* START DATASET EXTRACT *

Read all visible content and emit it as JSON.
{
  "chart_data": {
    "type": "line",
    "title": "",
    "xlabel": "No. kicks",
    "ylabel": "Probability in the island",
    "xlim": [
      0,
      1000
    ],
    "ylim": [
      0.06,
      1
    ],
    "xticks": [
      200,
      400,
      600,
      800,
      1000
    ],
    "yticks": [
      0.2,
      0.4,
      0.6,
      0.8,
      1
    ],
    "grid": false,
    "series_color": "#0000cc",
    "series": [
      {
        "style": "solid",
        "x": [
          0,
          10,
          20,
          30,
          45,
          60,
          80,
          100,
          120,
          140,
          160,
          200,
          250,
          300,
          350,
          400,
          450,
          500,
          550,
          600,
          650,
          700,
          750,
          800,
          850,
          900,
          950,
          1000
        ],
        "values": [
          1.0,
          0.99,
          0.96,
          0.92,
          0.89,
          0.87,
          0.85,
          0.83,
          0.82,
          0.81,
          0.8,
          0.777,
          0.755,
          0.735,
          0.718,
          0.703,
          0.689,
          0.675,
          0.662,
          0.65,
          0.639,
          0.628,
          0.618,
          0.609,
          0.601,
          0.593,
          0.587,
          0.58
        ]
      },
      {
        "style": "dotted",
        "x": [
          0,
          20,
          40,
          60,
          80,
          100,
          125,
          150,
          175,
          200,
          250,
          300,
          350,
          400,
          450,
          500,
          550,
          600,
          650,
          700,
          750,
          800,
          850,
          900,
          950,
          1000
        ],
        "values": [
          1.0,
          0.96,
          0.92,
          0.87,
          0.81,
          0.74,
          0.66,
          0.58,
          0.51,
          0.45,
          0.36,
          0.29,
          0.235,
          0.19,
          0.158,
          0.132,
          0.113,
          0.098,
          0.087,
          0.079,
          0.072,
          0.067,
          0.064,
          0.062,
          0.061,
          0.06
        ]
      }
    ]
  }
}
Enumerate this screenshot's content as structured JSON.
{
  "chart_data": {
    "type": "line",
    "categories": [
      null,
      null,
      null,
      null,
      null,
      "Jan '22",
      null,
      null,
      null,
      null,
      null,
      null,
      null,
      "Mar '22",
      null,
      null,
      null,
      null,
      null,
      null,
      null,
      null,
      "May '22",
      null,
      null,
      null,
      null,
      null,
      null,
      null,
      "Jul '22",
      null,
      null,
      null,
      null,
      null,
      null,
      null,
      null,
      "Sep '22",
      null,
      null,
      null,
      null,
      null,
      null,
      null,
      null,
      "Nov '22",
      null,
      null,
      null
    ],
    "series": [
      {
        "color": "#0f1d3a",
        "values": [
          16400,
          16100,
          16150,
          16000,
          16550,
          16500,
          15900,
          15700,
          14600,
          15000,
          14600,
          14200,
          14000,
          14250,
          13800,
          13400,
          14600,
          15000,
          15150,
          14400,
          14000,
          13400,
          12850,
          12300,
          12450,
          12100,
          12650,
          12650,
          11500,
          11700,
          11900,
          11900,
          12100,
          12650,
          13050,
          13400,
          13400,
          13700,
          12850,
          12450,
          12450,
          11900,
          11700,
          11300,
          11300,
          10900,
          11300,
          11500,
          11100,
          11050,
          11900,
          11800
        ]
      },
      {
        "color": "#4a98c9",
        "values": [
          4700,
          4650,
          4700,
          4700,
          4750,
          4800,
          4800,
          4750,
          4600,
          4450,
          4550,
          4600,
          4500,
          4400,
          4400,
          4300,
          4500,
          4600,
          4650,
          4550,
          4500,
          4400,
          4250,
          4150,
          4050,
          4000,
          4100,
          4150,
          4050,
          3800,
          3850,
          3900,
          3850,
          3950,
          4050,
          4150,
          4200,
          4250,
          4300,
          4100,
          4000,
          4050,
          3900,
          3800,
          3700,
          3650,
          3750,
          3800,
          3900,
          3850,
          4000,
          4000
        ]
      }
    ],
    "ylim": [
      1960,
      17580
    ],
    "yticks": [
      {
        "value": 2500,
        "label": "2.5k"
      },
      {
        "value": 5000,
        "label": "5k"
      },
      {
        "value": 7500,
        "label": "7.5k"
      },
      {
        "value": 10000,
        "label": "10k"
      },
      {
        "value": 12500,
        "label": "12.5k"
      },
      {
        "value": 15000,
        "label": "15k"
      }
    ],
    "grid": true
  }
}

* END DATASET EXTRACT *

Give the material above again, word for word.

Read all visible content and emit it as JSON.
{
  "chart_data": {
    "type": "line",
    "title": "",
    "xlabel": "No. kicks",
    "ylabel": "Probability in the island",
    "xlim": [
      0,
      1000
    ],
    "ylim": [
      0.06,
      1
    ],
    "xticks": [
      200,
      400,
      600,
      800,
      1000
    ],
    "yticks": [
      0.2,
      0.4,
      0.6,
      0.8,
      1
    ],
    "grid": false,
    "series_color": "#0000cc",
    "series": [
      {
        "style": "solid",
        "x": [
          0,
          10,
          20,
          30,
          45,
          60,
          80,
          100,
          120,
          140,
          160,
          200,
          250,
          300,
          350,
          400,
          450,
          500,
          550,
          600,
          650,
          700,
          750,
          800,
          850,
          900,
          950,
          1000
        ],
        "values": [
          1.0,
          0.99,
          0.96,
          0.92,
          0.89,
          0.87,
          0.85,
          0.83,
          0.82,
          0.81,
          0.8,
          0.777,
          0.755,
          0.735,
          0.718,
          0.703,
          0.689,
          0.675,
          0.662,
          0.65,
          0.639,
          0.628,
          0.618,
          0.609,
          0.601,
          0.593,
          0.587,
          0.58
        ]
      },
      {
        "style": "dotted",
        "x": [
          0,
          20,
          40,
          60,
          80,
          100,
          125,
          150,
          175,
          200,
          250,
          300,
          350,
          400,
          450,
          500,
          550,
          600,
          650,
          700,
          750,
          800,
          850,
          900,
          950,
          1000
        ],
        "values": [
          1.0,
          0.96,
          0.92,
          0.87,
          0.81,
          0.74,
          0.66,
          0.58,
          0.51,
          0.45,
          0.36,
          0.29,
          0.235,
          0.19,
          0.158,
          0.132,
          0.113,
          0.098,
          0.087,
          0.079,
          0.072,
          0.067,
          0.064,
          0.062,
          0.061,
          0.06
        ]
      }
    ]
  }
}
Enumerate this screenshot's content as structured JSON.
{
  "chart_data": {
    "type": "line",
    "categories": [
      null,
      null,
      null,
      null,
      null,
      "Jan '22",
      null,
      null,
      null,
      null,
      null,
      null,
      null,
      "Mar '22",
      null,
      null,
      null,
      null,
      null,
      null,
      null,
      null,
      "May '22",
      null,
      null,
      null,
      null,
      null,
      null,
      null,
      "Jul '22",
      null,
      null,
      null,
      null,
      null,
      null,
      null,
      null,
      "Sep '22",
      null,
      null,
      null,
      null,
      null,
      null,
      null,
      null,
      "Nov '22",
      null,
      null,
      null
    ],
    "series": [
      {
        "color": "#0f1d3a",
        "values": [
          16400,
          16100,
          16150,
          16000,
          16550,
          16500,
          15900,
          15700,
          14600,
          15000,
          14600,
          14200,
          14000,
          14250,
          13800,
          13400,
          14600,
          15000,
          15150,
          14400,
          14000,
          13400,
          12850,
          12300,
          12450,
          12100,
          12650,
          12650,
          11500,
          11700,
          11900,
          11900,
          12100,
          12650,
          13050,
          13400,
          13400,
          13700,
          12850,
          12450,
          12450,
          11900,
          11700,
          11300,
          11300,
          10900,
          11300,
          11500,
          11100,
          11050,
          11900,
          11800
        ]
      },
      {
        "color": "#4a98c9",
        "values": [
          4700,
          4650,
          4700,
          4700,
          4750,
          4800,
          4800,
          4750,
          4600,
          4450,
          4550,
          4600,
          4500,
          4400,
          4400,
          4300,
          4500,
          4600,
          4650,
          4550,
          4500,
          4400,
          4250,
          4150,
          4050,
          4000,
          4100,
          4150,
          4050,
          3800,
          3850,
          3900,
          3850,
          3950,
          4050,
          4150,
          4200,
          4250,
          4300,
          4100,
          4000,
          4050,
          3900,
          3800,
          3700,
          3650,
          3750,
          3800,
          3900,
          3850,
          4000,
          4000
        ]
      }
    ],
    "ylim": [
      1960,
      17580
    ],
    "yticks": [
      {
        "value": 2500,
        "label": "2.5k"
      },
      {
        "value": 5000,
        "label": "5k"
      },
      {
        "value": 7500,
        "label": "7.5k"
      },
      {
        "value": 10000,
        "label": "10k"
      },
      {
        "value": 12500,
        "label": "12.5k"
      },
      {
        "value": 15000,
        "label": "15k"
      }
    ],
    "grid": true
  }
}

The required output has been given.